*Stored data*
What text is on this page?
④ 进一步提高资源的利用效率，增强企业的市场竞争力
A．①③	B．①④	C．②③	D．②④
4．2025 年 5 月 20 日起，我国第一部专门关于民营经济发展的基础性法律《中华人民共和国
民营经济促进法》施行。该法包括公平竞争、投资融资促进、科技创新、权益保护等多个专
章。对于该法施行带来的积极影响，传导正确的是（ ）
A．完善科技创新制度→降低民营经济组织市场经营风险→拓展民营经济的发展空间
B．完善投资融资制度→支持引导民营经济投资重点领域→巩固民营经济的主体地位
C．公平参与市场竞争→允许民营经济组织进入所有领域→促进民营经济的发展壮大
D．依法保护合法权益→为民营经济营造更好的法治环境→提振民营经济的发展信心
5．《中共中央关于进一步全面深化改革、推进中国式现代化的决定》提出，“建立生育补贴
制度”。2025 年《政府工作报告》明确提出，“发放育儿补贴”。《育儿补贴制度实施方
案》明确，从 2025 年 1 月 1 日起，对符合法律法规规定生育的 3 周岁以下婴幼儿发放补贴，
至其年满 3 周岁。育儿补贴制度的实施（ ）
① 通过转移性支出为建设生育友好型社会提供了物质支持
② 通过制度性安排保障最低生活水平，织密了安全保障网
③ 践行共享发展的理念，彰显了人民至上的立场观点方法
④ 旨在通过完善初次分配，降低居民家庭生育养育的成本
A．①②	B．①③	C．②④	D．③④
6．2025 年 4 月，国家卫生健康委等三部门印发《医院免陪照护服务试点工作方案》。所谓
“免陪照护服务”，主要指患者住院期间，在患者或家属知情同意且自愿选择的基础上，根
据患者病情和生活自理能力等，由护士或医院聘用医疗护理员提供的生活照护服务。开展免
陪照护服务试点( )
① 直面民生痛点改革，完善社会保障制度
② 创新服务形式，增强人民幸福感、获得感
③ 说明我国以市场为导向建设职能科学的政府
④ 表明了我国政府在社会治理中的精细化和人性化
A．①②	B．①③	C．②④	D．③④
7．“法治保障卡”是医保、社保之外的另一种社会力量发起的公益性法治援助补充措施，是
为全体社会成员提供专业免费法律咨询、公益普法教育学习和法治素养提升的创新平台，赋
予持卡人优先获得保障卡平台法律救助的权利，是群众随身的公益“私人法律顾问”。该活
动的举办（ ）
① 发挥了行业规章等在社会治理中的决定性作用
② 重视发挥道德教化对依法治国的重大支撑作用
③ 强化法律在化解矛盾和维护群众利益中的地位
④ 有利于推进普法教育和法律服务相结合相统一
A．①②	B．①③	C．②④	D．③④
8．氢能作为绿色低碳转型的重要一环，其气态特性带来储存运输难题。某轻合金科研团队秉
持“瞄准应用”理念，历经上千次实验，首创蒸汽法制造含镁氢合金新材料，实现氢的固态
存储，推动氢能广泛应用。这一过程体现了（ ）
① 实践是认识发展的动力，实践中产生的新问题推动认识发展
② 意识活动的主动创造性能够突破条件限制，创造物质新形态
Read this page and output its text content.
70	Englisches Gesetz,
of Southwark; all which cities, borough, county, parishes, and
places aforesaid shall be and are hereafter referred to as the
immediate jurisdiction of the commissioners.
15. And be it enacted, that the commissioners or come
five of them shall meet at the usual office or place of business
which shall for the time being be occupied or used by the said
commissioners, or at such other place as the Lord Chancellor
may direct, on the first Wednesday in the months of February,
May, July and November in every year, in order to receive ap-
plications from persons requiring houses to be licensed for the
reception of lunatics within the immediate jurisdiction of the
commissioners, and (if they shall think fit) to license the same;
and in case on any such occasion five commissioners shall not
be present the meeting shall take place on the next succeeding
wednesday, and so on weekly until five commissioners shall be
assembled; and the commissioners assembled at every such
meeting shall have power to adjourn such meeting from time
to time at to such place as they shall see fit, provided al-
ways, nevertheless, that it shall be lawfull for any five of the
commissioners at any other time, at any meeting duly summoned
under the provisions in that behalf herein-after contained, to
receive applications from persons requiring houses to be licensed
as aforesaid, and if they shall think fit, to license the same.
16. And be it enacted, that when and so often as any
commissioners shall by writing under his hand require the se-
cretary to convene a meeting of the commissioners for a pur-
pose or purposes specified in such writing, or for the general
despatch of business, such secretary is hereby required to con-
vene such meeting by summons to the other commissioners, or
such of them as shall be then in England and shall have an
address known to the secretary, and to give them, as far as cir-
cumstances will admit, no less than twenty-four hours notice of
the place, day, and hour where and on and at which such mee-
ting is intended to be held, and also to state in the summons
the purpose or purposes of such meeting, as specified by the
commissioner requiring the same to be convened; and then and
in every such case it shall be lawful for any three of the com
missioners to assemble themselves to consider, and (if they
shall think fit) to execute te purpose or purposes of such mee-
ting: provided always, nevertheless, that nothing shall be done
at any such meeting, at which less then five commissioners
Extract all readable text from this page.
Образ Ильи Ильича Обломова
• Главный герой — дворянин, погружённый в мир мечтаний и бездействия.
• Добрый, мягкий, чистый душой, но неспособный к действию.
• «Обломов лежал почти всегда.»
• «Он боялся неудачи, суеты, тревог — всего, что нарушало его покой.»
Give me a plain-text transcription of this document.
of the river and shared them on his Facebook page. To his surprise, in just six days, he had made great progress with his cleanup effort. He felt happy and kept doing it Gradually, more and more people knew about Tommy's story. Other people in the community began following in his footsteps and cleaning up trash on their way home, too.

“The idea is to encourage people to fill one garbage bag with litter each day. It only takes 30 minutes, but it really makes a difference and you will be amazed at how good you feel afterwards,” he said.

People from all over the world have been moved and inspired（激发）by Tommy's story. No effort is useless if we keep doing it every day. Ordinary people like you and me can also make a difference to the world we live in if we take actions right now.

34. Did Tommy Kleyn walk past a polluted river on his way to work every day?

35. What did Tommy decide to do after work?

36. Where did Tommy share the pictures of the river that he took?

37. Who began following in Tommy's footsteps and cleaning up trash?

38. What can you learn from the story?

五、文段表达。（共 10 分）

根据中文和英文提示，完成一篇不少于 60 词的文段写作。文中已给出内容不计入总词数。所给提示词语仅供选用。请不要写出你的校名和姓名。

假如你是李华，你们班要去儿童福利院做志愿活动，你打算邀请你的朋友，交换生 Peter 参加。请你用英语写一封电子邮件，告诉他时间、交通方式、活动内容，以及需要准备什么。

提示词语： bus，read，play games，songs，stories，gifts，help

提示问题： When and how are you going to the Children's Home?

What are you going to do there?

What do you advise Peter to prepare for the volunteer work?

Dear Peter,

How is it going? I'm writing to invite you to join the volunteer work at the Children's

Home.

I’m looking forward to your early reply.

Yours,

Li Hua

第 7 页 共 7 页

*What you have to do*
Nothing should be left out: repeat all of the data exactly.

*Written answer*
What text is on this page?
④ 进一步提高资源的利用效率，增强企业的市场竞争力
A．①③	B．①④	C．②③	D．②④
4．2025 年 5 月 20 日起，我国第一部专门关于民营经济发展的基础性法律《中华人民共和国
民营经济促进法》施行。该法包括公平竞争、投资融资促进、科技创新、权益保护等多个专
章。对于该法施行带来的积极影响，传导正确的是（ ）
A．完善科技创新制度→降低民营经济组织市场经营风险→拓展民营经济的发展空间
B．完善投资融资制度→支持引导民营经济投资重点领域→巩固民营经济的主体地位
C．公平参与市场竞争→允许民营经济组织进入所有领域→促进民营经济的发展壮大
D．依法保护合法权益→为民营经济营造更好的法治环境→提振民营经济的发展信心
5．《中共中央关于进一步全面深化改革、推进中国式现代化的决定》提出，“建立生育补贴
制度”。2025 年《政府工作报告》明确提出，“发放育儿补贴”。《育儿补贴制度实施方
案》明确，从 2025 年 1 月 1 日起，对符合法律法规规定生育的 3 周岁以下婴幼儿发放补贴，
至其年满 3 周岁。育儿补贴制度的实施（ ）
① 通过转移性支出为建设生育友好型社会提供了物质支持
② 通过制度性安排保障最低生活水平，织密了安全保障网
③ 践行共享发展的理念，彰显了人民至上的立场观点方法
④ 旨在通过完善初次分配，降低居民家庭生育养育的成本
A．①②	B．①③	C．②④	D．③④
6．2025 年 4 月，国家卫生健康委等三部门印发《医院免陪照护服务试点工作方案》。所谓
“免陪照护服务”，主要指患者住院期间，在患者或家属知情同意且自愿选择的基础上，根
据患者病情和生活自理能力等，由护士或医院聘用医疗护理员提供的生活照护服务。开展免
陪照护服务试点( )
① 直面民生痛点改革，完善社会保障制度
② 创新服务形式，增强人民幸福感、获得感
③ 说明我国以市场为导向建设职能科学的政府
④ 表明了我国政府在社会治理中的精细化和人性化
A．①②	B．①③	C．②④	D．③④
7．“法治保障卡”是医保、社保之外的另一种社会力量发起的公益性法治援助补充措施，是
为全体社会成员提供专业免费法律咨询、公益普法教育学习和法治素养提升的创新平台，赋
予持卡人优先获得保障卡平台法律救助的权利，是群众随身的公益“私人法律顾问”。该活
动的举办（ ）
① 发挥了行业规章等在社会治理中的决定性作用
② 重视发挥道德教化对依法治国的重大支撑作用
③ 强化法律在化解矛盾和维护群众利益中的地位
④ 有利于推进普法教育和法律服务相结合相统一
A．①②	B．①③	C．②④	D．③④
8．氢能作为绿色低碳转型的重要一环，其气态特性带来储存运输难题。某轻合金科研团队秉
持“瞄准应用”理念，历经上千次实验，首创蒸汽法制造含镁氢合金新材料，实现氢的固态
存储，推动氢能广泛应用。这一过程体现了（ ）
① 实践是认识发展的动力，实践中产生的新问题推动认识发展
② 意识活动的主动创造性能够突破条件限制，创造物质新形态
Read this page and output its text content.
70	Englisches Gesetz,
of Southwark; all which cities, borough, county, parishes, and
places aforesaid shall be and are hereafter referred to as the
immediate jurisdiction of the commissioners.
15. And be it enacted, that the commissioners or come
five of them shall meet at the usual office or place of business
which shall for the time being be occupied or used by the said
commissioners, or at such other place as the Lord Chancellor
may direct, on the first Wednesday in the months of February,
May, July and November in every year, in order to receive ap-
plications from persons requiring houses to be licensed for the
reception of lunatics within the immediate jurisdiction of the
commissioners, and (if they shall think fit) to license the same;
and in case on any such occasion five commissioners shall not
be present the meeting shall take place on the next succeeding
wednesday, and so on weekly until five commissioners shall be
assembled; and the commissioners assembled at every such
meeting shall have power to adjourn such meeting from time
to time at to such place as they shall see fit, provided al-
ways, nevertheless, that it shall be lawfull for any five of the
commissioners at any other time, at any meeting duly summoned
under the provisions in that behalf herein-after contained, to
receive applications from persons requiring houses to be licensed
as aforesaid, and if they shall think fit, to license the same.
16. And be it enacted, that when and so often as any
commissioners shall by writing under his hand require the se-
cretary to convene a meeting of the commissioners for a pur-
pose or purposes specified in such writing, or for the general
despatch of business, such secretary is hereby required to con-
vene such meeting by summons to the other commissioners, or
such of them as shall be then in England and shall have an
address known to the secretary, and to give them, as far as cir-
cumstances will admit, no less than twenty-four hours notice of
the place, day, and hour where and on and at which such mee-
ting is intended to be held, and also to state in the summons
the purpose or purposes of such meeting, as specified by the
commissioner requiring the same to be convened; and then and
in every such case it shall be lawful for any three of the com
missioners to assemble themselves to consider, and (if they
shall think fit) to execute te purpose or purposes of such mee-
ting: provided always, nevertheless, that nothing shall be done
at any such meeting, at which less then five commissioners
Extract all readable text from this page.
Образ Ильи Ильича Обломова
• Главный герой — дворянин, погружённый в мир мечтаний и бездействия.
• Добрый, мягкий, чистый душой, но неспособный к действию.
• «Обломов лежал почти всегда.»
• «Он боялся неудачи, суеты, тревог — всего, что нарушало его покой.»
Give me a plain-text transcription of this document.
of the river and shared them on his Facebook page. To his surprise, in just six days, he had made great progress with his cleanup effort. He felt happy and kept doing it Gradually, more and more people knew about Tommy's story. Other people in the community began following in his footsteps and cleaning up trash on their way home, too.

“The idea is to encourage people to fill one garbage bag with litter each day. It only takes 30 minutes, but it really makes a difference and you will be amazed at how good you feel afterwards,” he said.

People from all over the world have been moved and inspired（激发）by Tommy's story. No effort is useless if we keep doing it every day. Ordinary people like you and me can also make a difference to the world we live in if we take actions right now.

34. Did Tommy Kleyn walk past a polluted river on his way to work every day?

35. What did Tommy decide to do after work?

36. Where did Tommy share the pictures of the river that he took?

37. Who began following in Tommy's footsteps and cleaning up trash?

38. What can you learn from the story?

五、文段表达。（共 10 分）

根据中文和英文提示，完成一篇不少于 60 词的文段写作。文中已给出内容不计入总词数。所给提示词语仅供选用。请不要写出你的校名和姓名。

假如你是李华，你们班要去儿童福利院做志愿活动，你打算邀请你的朋友，交换生 Peter 参加。请你用英语写一封电子邮件，告诉他时间、交通方式、活动内容，以及需要准备什么。

提示词语： bus，read，play games，songs，stories，gifts，help

提示问题： When and how are you going to the Children's Home?

What are you going to do there?

What do you advise Peter to prepare for the volunteer work?

Dear Peter,

How is it going? I'm writing to invite you to join the volunteer work at the Children's

Home.

I’m looking forward to your early reply.

Yours,

Li Hua

第 7 页 共 7 页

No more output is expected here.